— START OF Data records —

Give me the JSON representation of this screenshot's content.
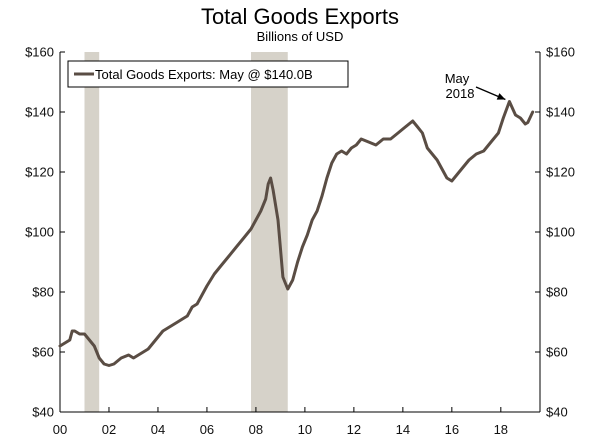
{
  "chart_data": {
    "type": "line",
    "title": "Total Goods Exports",
    "subtitle": "Billions of USD",
    "xlabel": "",
    "ylabel": "",
    "xlim": [
      2000,
      2019.6
    ],
    "ylim": [
      40,
      160
    ],
    "y_ticks": [
      40,
      60,
      80,
      100,
      120,
      140,
      160
    ],
    "y_tick_labels_left": [
      "$40",
      "$60",
      "$80",
      "$100",
      "$120",
      "$140",
      "$160"
    ],
    "y_tick_labels_right": [
      "$40",
      "$60",
      "$80",
      "$100",
      "$120",
      "$140",
      "$160"
    ],
    "x_ticks": [
      2000,
      2002,
      2004,
      2006,
      2008,
      2010,
      2012,
      2014,
      2016,
      2018
    ],
    "x_tick_labels": [
      "00",
      "02",
      "04",
      "06",
      "08",
      "10",
      "12",
      "14",
      "16",
      "18"
    ],
    "recessions": [
      {
        "start": 2001.0,
        "end": 2001.6
      },
      {
        "start": 2007.8,
        "end": 2009.3
      }
    ],
    "legend": {
      "label": "Total Goods Exports: May @ $140.0B",
      "position": "top-left"
    },
    "annotation": {
      "line1": "May",
      "line2": "2018",
      "x": 2018.35,
      "y": 143.5
    },
    "colors": {
      "line": "#5a4d44",
      "recession": "#d6d2c9",
      "axis": "#000000"
    },
    "series": [
      {
        "name": "Total Goods Exports",
        "x": [
          2000.0,
          2000.2,
          2000.4,
          2000.5,
          2000.6,
          2000.8,
          2001.0,
          2001.2,
          2001.4,
          2001.6,
          2001.8,
          2002.0,
          2002.2,
          2002.5,
          2002.8,
          2003.0,
          2003.2,
          2003.4,
          2003.6,
          2003.8,
          2004.0,
          2004.2,
          2004.4,
          2004.6,
          2004.8,
          2005.0,
          2005.2,
          2005.4,
          2005.6,
          2005.8,
          2006.0,
          2006.3,
          2006.6,
          2006.9,
          2007.2,
          2007.5,
          2007.8,
          2008.0,
          2008.2,
          2008.4,
          2008.5,
          2008.6,
          2008.7,
          2008.9,
          2009.1,
          2009.2,
          2009.3,
          2009.5,
          2009.7,
          2009.9,
          2010.1,
          2010.3,
          2010.5,
          2010.7,
          2010.9,
          2011.1,
          2011.3,
          2011.5,
          2011.7,
          2011.9,
          2012.1,
          2012.3,
          2012.6,
          2012.9,
          2013.2,
          2013.5,
          2013.8,
          2014.1,
          2014.4,
          2014.6,
          2014.8,
          2015.0,
          2015.2,
          2015.4,
          2015.6,
          2015.8,
          2016.0,
          2016.2,
          2016.4,
          2016.7,
          2017.0,
          2017.3,
          2017.6,
          2017.9,
          2018.1,
          2018.35,
          2018.6,
          2018.8,
          2019.0,
          2019.1,
          2019.3
        ],
        "y": [
          62,
          63,
          64,
          67,
          67,
          66,
          66,
          64,
          62,
          58,
          56,
          55.5,
          56,
          58,
          59,
          58,
          59,
          60,
          61,
          63,
          65,
          67,
          68,
          69,
          70,
          71,
          72,
          75,
          76,
          79,
          82,
          86,
          89,
          92,
          95,
          98,
          101,
          104,
          107,
          111,
          116,
          118,
          114,
          104,
          85,
          83,
          81,
          84,
          90,
          95,
          99,
          104,
          107,
          112,
          118,
          123,
          126,
          127,
          126,
          128,
          129,
          131,
          130,
          129,
          131,
          131,
          133,
          135,
          137,
          135,
          133,
          128,
          126,
          124,
          121,
          118,
          117,
          119,
          121,
          124,
          126,
          127,
          130,
          133,
          138,
          143.5,
          139,
          138,
          136,
          136.5,
          140
        ]
      }
    ]
  }
}
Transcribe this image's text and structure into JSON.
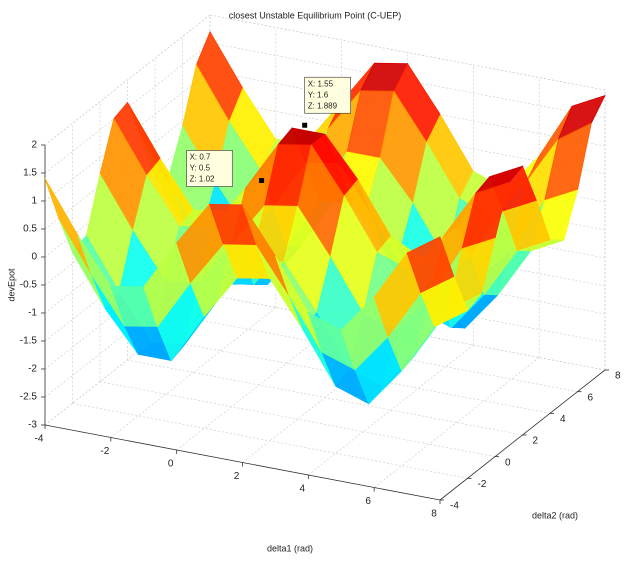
{
  "chart_data": {
    "type": "surface",
    "title": "closest Unstable Equilibrium Point (C-UEP)",
    "xlabel": "delta1 (rad)",
    "ylabel": "delta2 (rad)",
    "zlabel": "devEpot",
    "x": [
      -4,
      -3,
      -2,
      -1,
      0,
      1,
      2,
      3,
      4,
      5,
      6,
      7,
      8
    ],
    "y": [
      -4,
      -3,
      -2,
      -1,
      0,
      1,
      2,
      3,
      4,
      5,
      6,
      7,
      8
    ],
    "z": [
      [
        1.4,
        0.5,
        -0.3,
        -0.2,
        0.7,
        1.5,
        1.6,
        0.8,
        -0.1,
        -0.3,
        0.4,
        1.3,
        1.7
      ],
      [
        0.5,
        -0.4,
        -1.2,
        -1.1,
        -0.2,
        0.6,
        0.7,
        -0.1,
        -1.0,
        -1.2,
        -0.5,
        0.4,
        0.8
      ],
      [
        -0.3,
        -1.2,
        -1.9,
        -1.9,
        -1.0,
        -0.2,
        -0.1,
        -0.9,
        -1.8,
        -2.0,
        -1.3,
        -0.4,
        0.0
      ],
      [
        -0.2,
        -1.1,
        -1.9,
        -1.8,
        -0.9,
        -0.1,
        0.0,
        -0.8,
        -1.7,
        -1.9,
        -1.2,
        -0.3,
        0.1
      ],
      [
        0.7,
        -0.2,
        -1.0,
        -0.9,
        -0.1,
        0.7,
        0.8,
        0.0,
        -0.9,
        -1.1,
        -0.4,
        0.6,
        0.9
      ],
      [
        1.5,
        0.6,
        -0.2,
        -0.1,
        0.7,
        1.6,
        1.7,
        0.9,
        0.0,
        -0.2,
        0.5,
        1.4,
        1.7
      ],
      [
        1.6,
        0.7,
        -0.1,
        0.0,
        0.8,
        1.7,
        1.7,
        1.0,
        0.1,
        -0.2,
        0.5,
        1.5,
        1.8
      ],
      [
        0.8,
        -0.1,
        -0.9,
        -0.8,
        0.0,
        0.9,
        1.0,
        0.2,
        -0.7,
        -0.9,
        -0.2,
        0.7,
        1.0
      ],
      [
        -0.1,
        -1.0,
        -1.8,
        -1.7,
        -0.9,
        0.0,
        0.1,
        -0.7,
        -1.6,
        -1.8,
        -1.1,
        -0.2,
        0.1
      ],
      [
        -0.3,
        -1.2,
        -2.0,
        -1.9,
        -1.1,
        -0.2,
        -0.2,
        -0.9,
        -1.8,
        -2.0,
        -1.3,
        -0.4,
        -0.1
      ],
      [
        0.4,
        -0.5,
        -1.3,
        -1.2,
        -0.4,
        0.5,
        0.5,
        -0.2,
        -1.1,
        -1.3,
        -0.7,
        0.3,
        0.6
      ],
      [
        1.3,
        0.4,
        -0.4,
        -0.3,
        0.6,
        1.4,
        1.5,
        0.7,
        -0.2,
        -0.4,
        0.3,
        1.2,
        1.6
      ],
      [
        1.7,
        0.8,
        0.0,
        0.1,
        0.9,
        1.7,
        1.8,
        1.0,
        0.1,
        -0.1,
        0.6,
        1.6,
        1.9
      ]
    ],
    "xlim": [
      -4,
      8
    ],
    "ylim": [
      -4,
      8
    ],
    "zlim": [
      -3,
      2
    ],
    "xticks": [
      -4,
      -2,
      0,
      2,
      4,
      6,
      8
    ],
    "yticks": [
      -4,
      -2,
      0,
      2,
      4,
      6,
      8
    ],
    "zticks": [
      -3,
      -2.5,
      -2,
      -1.5,
      -1,
      -0.5,
      0,
      0.5,
      1,
      1.5,
      2
    ],
    "grid": true,
    "colormap": "jet",
    "annotations": [
      {
        "x": 0.7,
        "y": 0.5,
        "z": 1.02,
        "lines": [
          "X: 0.7",
          "Y: 0.5",
          "Z: 1.02"
        ]
      },
      {
        "x": 1.55,
        "y": 1.6,
        "z": 1.889,
        "lines": [
          "X: 1.55",
          "Y: 1.6",
          "Z: 1.889"
        ]
      }
    ]
  }
}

— END OF Data records —

-- Given instruction --
Extract every line of the records above that contains the word "this".

-- The result --
Give me the JSON representation of this screenshot's content.
Transcribe this image's text and structure into JSON.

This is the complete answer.